→ Request
Output the entries verbatim, including every line.
--- start of Given entries ---
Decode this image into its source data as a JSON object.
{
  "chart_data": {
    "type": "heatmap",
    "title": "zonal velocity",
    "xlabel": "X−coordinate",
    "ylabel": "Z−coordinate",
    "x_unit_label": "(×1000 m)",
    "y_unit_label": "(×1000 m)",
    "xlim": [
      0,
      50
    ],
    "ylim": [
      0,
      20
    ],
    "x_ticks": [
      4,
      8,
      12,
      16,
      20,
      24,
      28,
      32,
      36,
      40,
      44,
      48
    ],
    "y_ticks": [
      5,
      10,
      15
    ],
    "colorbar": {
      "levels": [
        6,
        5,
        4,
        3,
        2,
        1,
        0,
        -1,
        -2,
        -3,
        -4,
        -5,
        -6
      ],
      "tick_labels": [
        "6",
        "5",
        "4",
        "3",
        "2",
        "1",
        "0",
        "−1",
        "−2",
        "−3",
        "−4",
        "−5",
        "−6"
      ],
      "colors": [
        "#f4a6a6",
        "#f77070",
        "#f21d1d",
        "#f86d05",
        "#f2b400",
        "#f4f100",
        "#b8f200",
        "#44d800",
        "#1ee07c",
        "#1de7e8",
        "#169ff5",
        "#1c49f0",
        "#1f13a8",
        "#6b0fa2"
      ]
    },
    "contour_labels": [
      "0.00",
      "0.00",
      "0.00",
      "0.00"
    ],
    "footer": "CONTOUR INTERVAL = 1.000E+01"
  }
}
--- end of Given entries ---
→ Response
Decode this image into its source data as a JSON object.
{
  "chart_data": {
    "type": "heatmap",
    "title": "zonal velocity",
    "xlabel": "X−coordinate",
    "ylabel": "Z−coordinate",
    "x_unit_label": "(×1000 m)",
    "y_unit_label": "(×1000 m)",
    "xlim": [
      0,
      50
    ],
    "ylim": [
      0,
      20
    ],
    "x_ticks": [
      4,
      8,
      12,
      16,
      20,
      24,
      28,
      32,
      36,
      40,
      44,
      48
    ],
    "y_ticks": [
      5,
      10,
      15
    ],
    "colorbar": {
      "levels": [
        6,
        5,
        4,
        3,
        2,
        1,
        0,
        -1,
        -2,
        -3,
        -4,
        -5,
        -6
      ],
      "tick_labels": [
        "6",
        "5",
        "4",
        "3",
        "2",
        "1",
        "0",
        "−1",
        "−2",
        "−3",
        "−4",
        "−5",
        "−6"
      ],
      "colors": [
        "#f4a6a6",
        "#f77070",
        "#f21d1d",
        "#f86d05",
        "#f2b400",
        "#f4f100",
        "#b8f200",
        "#44d800",
        "#1ee07c",
        "#1de7e8",
        "#169ff5",
        "#1c49f0",
        "#1f13a8",
        "#6b0fa2"
      ]
    },
    "contour_labels": [
      "0.00",
      "0.00",
      "0.00",
      "0.00"
    ],
    "footer": "CONTOUR INTERVAL = 1.000E+01"
  }
}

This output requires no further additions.